## RECORDS FOR THIS TASK
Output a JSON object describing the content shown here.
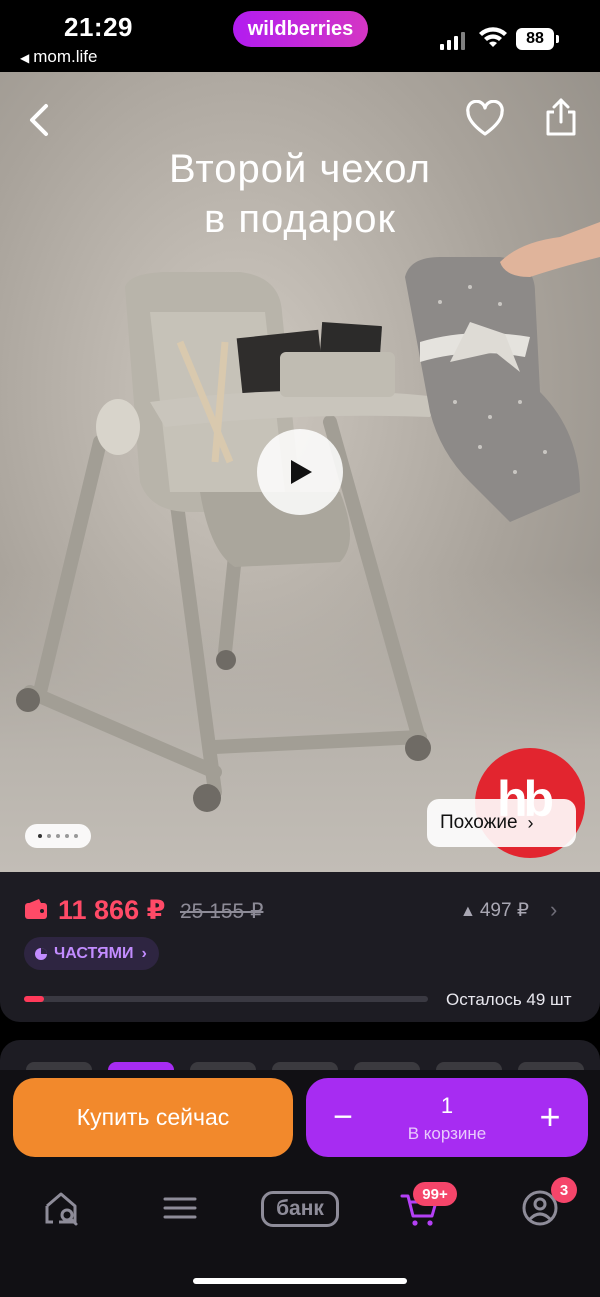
{
  "status_bar": {
    "time": "21:29",
    "back_app": "mom.life",
    "center_pill": "wildberries",
    "battery": "88"
  },
  "hero": {
    "title_line1": "Второй чехол",
    "title_line2": "в подарок",
    "brand_logo": "hb",
    "similar_label": "Похожие",
    "slide_count": 5,
    "active_slide": 1,
    "icons": [
      "back-arrow-icon",
      "heart-icon",
      "share-icon",
      "play-icon"
    ]
  },
  "price": {
    "current": "11 866 ₽",
    "old": "25 155 ₽",
    "change": "497 ₽",
    "installments_label": "ЧАСТЯМИ",
    "stock_text": "Осталось 49 шт",
    "stock_fill_fraction": 0.05,
    "price_color": "#ff4a67"
  },
  "actions": {
    "buy_now": "Купить сейчас",
    "cart_qty": "1",
    "cart_label": "В корзине",
    "buy_color": "#f2892c",
    "cart_color": "#a72cf2"
  },
  "tab_bar": {
    "items": [
      {
        "name": "search-home",
        "icon": "home-search-icon"
      },
      {
        "name": "catalog",
        "icon": "menu-icon"
      },
      {
        "name": "bank",
        "label": "банк"
      },
      {
        "name": "cart",
        "icon": "cart-icon",
        "badge": "99+"
      },
      {
        "name": "profile",
        "icon": "profile-icon",
        "badge": "3"
      }
    ]
  }
}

## TASK PROMPT
Collect each line containing the string "search".

## RESULT OF THE TASK
        "name": "search-home",
        "icon": "home-search-icon"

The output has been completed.